§ **Exercise description**
Your task is to copy the listing exactly. Drop any pictures from the copy.

-- Data provided start --

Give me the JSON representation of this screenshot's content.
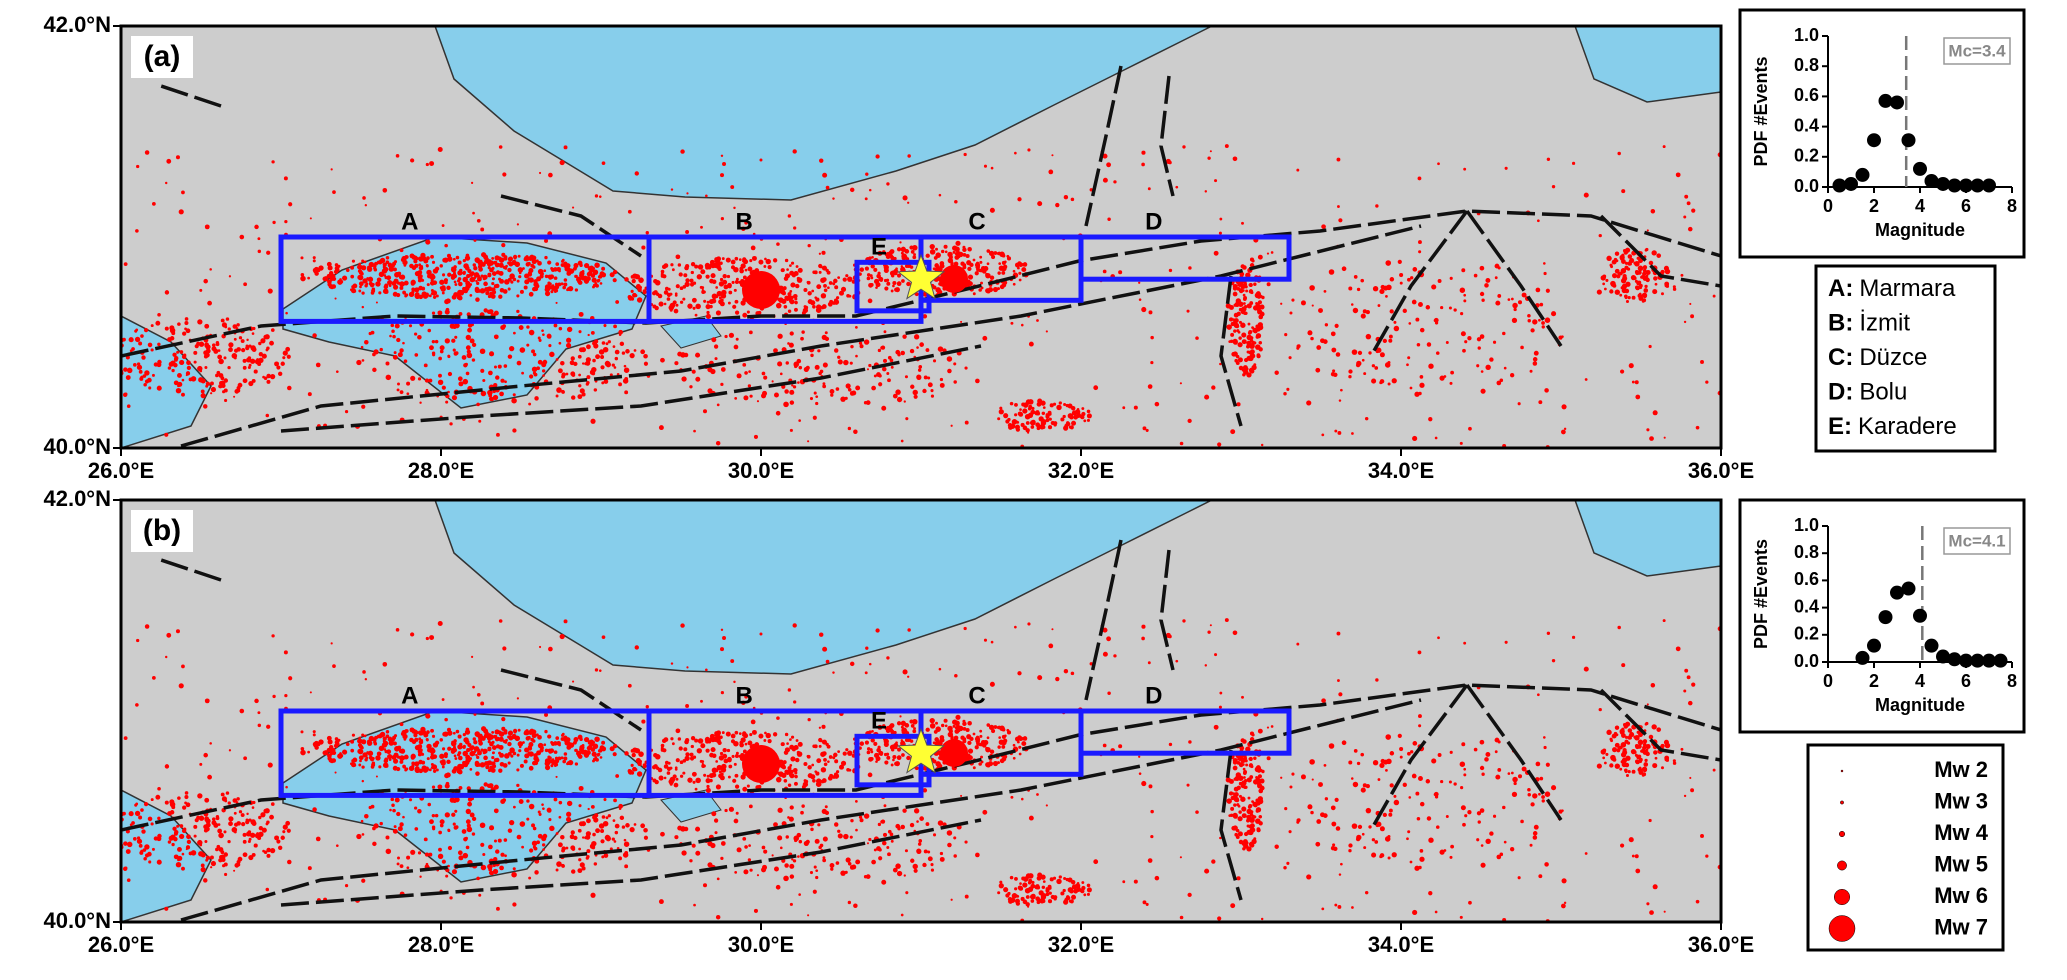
{
  "map": {
    "xlim": [
      26,
      36
    ],
    "ylim": [
      40,
      42
    ],
    "xticks": [
      {
        "value": 26,
        "label": "26.0°E"
      },
      {
        "value": 28,
        "label": "28.0°E"
      },
      {
        "value": 30,
        "label": "30.0°E"
      },
      {
        "value": 32,
        "label": "32.0°E"
      },
      {
        "value": 34,
        "label": "34.0°E"
      },
      {
        "value": 36,
        "label": "36.0°E"
      }
    ],
    "yticks": [
      {
        "value": 40,
        "label": "40.0°N"
      },
      {
        "value": 42,
        "label": "42.0°N"
      }
    ],
    "boxes": [
      {
        "name": "A",
        "lon": [
          27.0,
          29.3
        ],
        "lat": [
          40.6,
          41.0
        ]
      },
      {
        "name": "B",
        "lon": [
          29.3,
          31.0
        ],
        "lat": [
          40.6,
          41.0
        ]
      },
      {
        "name": "C",
        "lon": [
          31.0,
          32.0
        ],
        "lat": [
          40.7,
          41.0
        ]
      },
      {
        "name": "D",
        "lon": [
          32.0,
          33.3
        ],
        "lat": [
          40.8,
          41.0
        ]
      },
      {
        "name": "E",
        "lon": [
          30.6,
          31.05
        ],
        "lat": [
          40.65,
          40.88
        ]
      }
    ],
    "star": {
      "lon": 31.0,
      "lat": 40.8
    }
  },
  "panels": [
    {
      "label": "(a)",
      "inset": {
        "type": "scatter",
        "x_label": "Magnitude",
        "y_label": "PDF #Events",
        "xlim": [
          0,
          8
        ],
        "ylim": [
          0,
          1
        ],
        "xticks": [
          0,
          2,
          4,
          6,
          8
        ],
        "yticks": [
          {
            "value": 0,
            "label": "0.0"
          },
          0.2,
          0.4,
          0.6,
          0.8,
          {
            "value": 1,
            "label": "1.0"
          }
        ],
        "x": [
          0.5,
          1.0,
          1.5,
          2.0,
          2.5,
          3.0,
          3.5,
          4.0,
          4.5,
          5.0,
          5.5,
          6.0,
          6.5,
          7.0
        ],
        "values": [
          0.01,
          0.02,
          0.08,
          0.31,
          0.57,
          0.56,
          0.31,
          0.12,
          0.04,
          0.02,
          0.01,
          0.01,
          0.01,
          0.01
        ],
        "mc": {
          "value": 3.4,
          "label": "Mc=3.4"
        }
      }
    },
    {
      "label": "(b)",
      "inset": {
        "type": "scatter",
        "x_label": "Magnitude",
        "y_label": "PDF #Events",
        "xlim": [
          0,
          8
        ],
        "ylim": [
          0,
          1
        ],
        "xticks": [
          0,
          2,
          4,
          6,
          8
        ],
        "yticks": [
          {
            "value": 0,
            "label": "0.0"
          },
          0.2,
          0.4,
          0.6,
          0.8,
          {
            "value": 1,
            "label": "1.0"
          }
        ],
        "x": [
          1.5,
          2.0,
          2.5,
          3.0,
          3.5,
          4.0,
          4.5,
          5.0,
          5.5,
          6.0,
          6.5,
          7.0,
          7.5
        ],
        "values": [
          0.03,
          0.12,
          0.33,
          0.51,
          0.54,
          0.34,
          0.12,
          0.04,
          0.02,
          0.01,
          0.01,
          0.01,
          0.01
        ],
        "mc": {
          "value": 4.1,
          "label": "Mc=4.1"
        }
      }
    }
  ],
  "regions": [
    {
      "key": "A:",
      "name": "Marmara"
    },
    {
      "key": "B:",
      "name": "İzmit"
    },
    {
      "key": "C:",
      "name": "Düzce"
    },
    {
      "key": "D:",
      "name": "Bolu"
    },
    {
      "key": "E:",
      "name": "Karadere"
    }
  ],
  "magnitude_legend": [
    {
      "value": 2,
      "label": "Mw 2"
    },
    {
      "value": 3,
      "label": "Mw 3"
    },
    {
      "value": 4,
      "label": "Mw 4"
    },
    {
      "value": 5,
      "label": "Mw 5"
    },
    {
      "value": 6,
      "label": "Mw 6"
    },
    {
      "value": 7,
      "label": "Mw 7"
    }
  ]
}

-- Data provided end --

§ **Response to the exercise**
Give me the JSON representation of this screenshot's content.
{
  "map": {
    "xlim": [
      26,
      36
    ],
    "ylim": [
      40,
      42
    ],
    "xticks": [
      {
        "value": 26,
        "label": "26.0°E"
      },
      {
        "value": 28,
        "label": "28.0°E"
      },
      {
        "value": 30,
        "label": "30.0°E"
      },
      {
        "value": 32,
        "label": "32.0°E"
      },
      {
        "value": 34,
        "label": "34.0°E"
      },
      {
        "value": 36,
        "label": "36.0°E"
      }
    ],
    "yticks": [
      {
        "value": 40,
        "label": "40.0°N"
      },
      {
        "value": 42,
        "label": "42.0°N"
      }
    ],
    "boxes": [
      {
        "name": "A",
        "lon": [
          27.0,
          29.3
        ],
        "lat": [
          40.6,
          41.0
        ]
      },
      {
        "name": "B",
        "lon": [
          29.3,
          31.0
        ],
        "lat": [
          40.6,
          41.0
        ]
      },
      {
        "name": "C",
        "lon": [
          31.0,
          32.0
        ],
        "lat": [
          40.7,
          41.0
        ]
      },
      {
        "name": "D",
        "lon": [
          32.0,
          33.3
        ],
        "lat": [
          40.8,
          41.0
        ]
      },
      {
        "name": "E",
        "lon": [
          30.6,
          31.05
        ],
        "lat": [
          40.65,
          40.88
        ]
      }
    ],
    "star": {
      "lon": 31.0,
      "lat": 40.8
    }
  },
  "panels": [
    {
      "label": "(a)",
      "inset": {
        "type": "scatter",
        "x_label": "Magnitude",
        "y_label": "PDF #Events",
        "xlim": [
          0,
          8
        ],
        "ylim": [
          0,
          1
        ],
        "xticks": [
          0,
          2,
          4,
          6,
          8
        ],
        "yticks": [
          {
            "value": 0,
            "label": "0.0"
          },
          0.2,
          0.4,
          0.6,
          0.8,
          {
            "value": 1,
            "label": "1.0"
          }
        ],
        "x": [
          0.5,
          1.0,
          1.5,
          2.0,
          2.5,
          3.0,
          3.5,
          4.0,
          4.5,
          5.0,
          5.5,
          6.0,
          6.5,
          7.0
        ],
        "values": [
          0.01,
          0.02,
          0.08,
          0.31,
          0.57,
          0.56,
          0.31,
          0.12,
          0.04,
          0.02,
          0.01,
          0.01,
          0.01,
          0.01
        ],
        "mc": {
          "value": 3.4,
          "label": "Mc=3.4"
        }
      }
    },
    {
      "label": "(b)",
      "inset": {
        "type": "scatter",
        "x_label": "Magnitude",
        "y_label": "PDF #Events",
        "xlim": [
          0,
          8
        ],
        "ylim": [
          0,
          1
        ],
        "xticks": [
          0,
          2,
          4,
          6,
          8
        ],
        "yticks": [
          {
            "value": 0,
            "label": "0.0"
          },
          0.2,
          0.4,
          0.6,
          0.8,
          {
            "value": 1,
            "label": "1.0"
          }
        ],
        "x": [
          1.5,
          2.0,
          2.5,
          3.0,
          3.5,
          4.0,
          4.5,
          5.0,
          5.5,
          6.0,
          6.5,
          7.0,
          7.5
        ],
        "values": [
          0.03,
          0.12,
          0.33,
          0.51,
          0.54,
          0.34,
          0.12,
          0.04,
          0.02,
          0.01,
          0.01,
          0.01,
          0.01
        ],
        "mc": {
          "value": 4.1,
          "label": "Mc=4.1"
        }
      }
    }
  ],
  "regions": [
    {
      "key": "A:",
      "name": "Marmara"
    },
    {
      "key": "B:",
      "name": "İzmit"
    },
    {
      "key": "C:",
      "name": "Düzce"
    },
    {
      "key": "D:",
      "name": "Bolu"
    },
    {
      "key": "E:",
      "name": "Karadere"
    }
  ],
  "magnitude_legend": [
    {
      "value": 2,
      "label": "Mw 2"
    },
    {
      "value": 3,
      "label": "Mw 3"
    },
    {
      "value": 4,
      "label": "Mw 4"
    },
    {
      "value": 5,
      "label": "Mw 5"
    },
    {
      "value": 6,
      "label": "Mw 6"
    },
    {
      "value": 7,
      "label": "Mw 7"
    }
  ]
}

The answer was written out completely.